■ **The data**:
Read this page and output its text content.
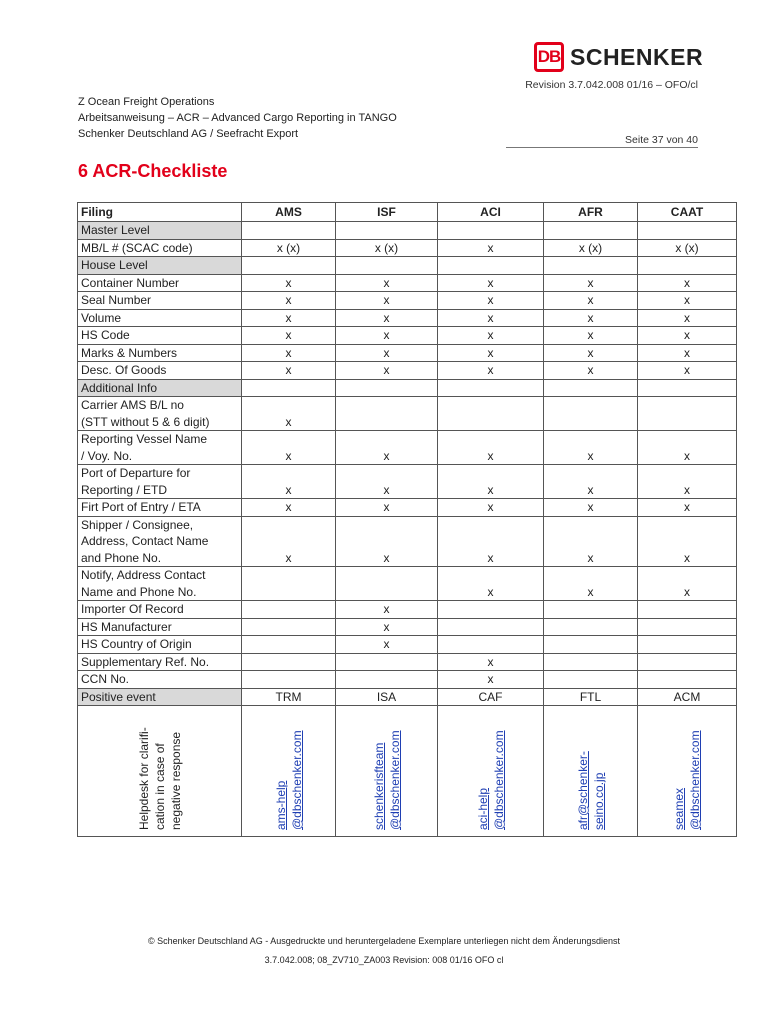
DB SCHENKER
Revision 3.7.042.008 01/16 – OFO/cl
Z Ocean Freight Operations
Arbeitsanweisung – ACR – Advanced Cargo Reporting in TANGO
Schenker Deutschland AG / Seefracht Export	Seite 37 von 40
6 ACR-Checkliste
Filing	AMS	ISF	ACI	AFR	CAAT

Master Level					

MB/L # (SCAC code)	x (x)	x (x)	x	x (x)	x (x)

House Level					

Container Number	x	x	x	x	x

Seal Number	x	x	x	x	x

Volume	x	x	x	x	x

HS Code	x	x	x	x	x

Marks & Numbers	x	x	x	x	x

Desc. Of Goods	x	x	x	x	x

Additional Info					

Carrier AMS B/L no
(STT without 5 & 6 digit)	x				

Reporting Vessel Name
/ Voy. No.	x	x	x	x	x

Port of Departure for
Reporting / ETD	x	x	x	x	x

Firt Port of Entry / ETA	x	x	x	x	x

Shipper / Consignee,
Address, Contact Name
and Phone No.	x	x	x	x	x

Notify, Address Contact
Name and Phone No.			x	x	x

Importer Of Record		x			

HS Manufacturer		x			

HS Country of Origin		x			

Supplementary Ref. No.			x		

CCN No.			x		

Positive event	TRM	ISA	CAF	FTL	ACM

Helpdesk for clarifi- cation in case of negative response	ams-help @dbschenker.com	schenkerisfteam @dbschenker.com	aci-help @dbschenker.com	afr@schenker- seino.co.jp	seamex @dbschenker.com
© Schenker Deutschland AG - Ausgedruckte und heruntergeladene Exemplare unterliegen nicht dem Änderungsdienst
3.7.042.008; 08_ZV710_ZA003 Revision: 008 01/16 OFO cl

■ **Objective**: Every record gets retyped exactly; no picture goes into the copy.

■ **Task solution**:
Read this page and output its text content.
DB SCHENKER
Revision 3.7.042.008 01/16 – OFO/cl
Z Ocean Freight Operations
Arbeitsanweisung – ACR – Advanced Cargo Reporting in TANGO
Schenker Deutschland AG / Seefracht Export	Seite 37 von 40
6 ACR-Checkliste
Filing	AMS	ISF	ACI	AFR	CAAT

Master Level					

MB/L # (SCAC code)	x (x)	x (x)	x	x (x)	x (x)

House Level					

Container Number	x	x	x	x	x

Seal Number	x	x	x	x	x

Volume	x	x	x	x	x

HS Code	x	x	x	x	x

Marks & Numbers	x	x	x	x	x

Desc. Of Goods	x	x	x	x	x

Additional Info					

Carrier AMS B/L no
(STT without 5 & 6 digit)	x				

Reporting Vessel Name
/ Voy. No.	x	x	x	x	x

Port of Departure for
Reporting / ETD	x	x	x	x	x

Firt Port of Entry / ETA	x	x	x	x	x

Shipper / Consignee,
Address, Contact Name
and Phone No.	x	x	x	x	x

Notify, Address Contact
Name and Phone No.			x	x	x

Importer Of Record		x			

HS Manufacturer		x			

HS Country of Origin		x			

Supplementary Ref. No.			x		

CCN No.			x		

Positive event	TRM	ISA	CAF	FTL	ACM

Helpdesk for clarifi- cation in case of negative response	ams-help @dbschenker.com	schenkerisfteam @dbschenker.com	aci-help @dbschenker.com	afr@schenker- seino.co.jp	seamex @dbschenker.com
© Schenker Deutschland AG - Ausgedruckte und heruntergeladene Exemplare unterliegen nicht dem Änderungsdienst
3.7.042.008; 08_ZV710_ZA003 Revision: 008 01/16 OFO cl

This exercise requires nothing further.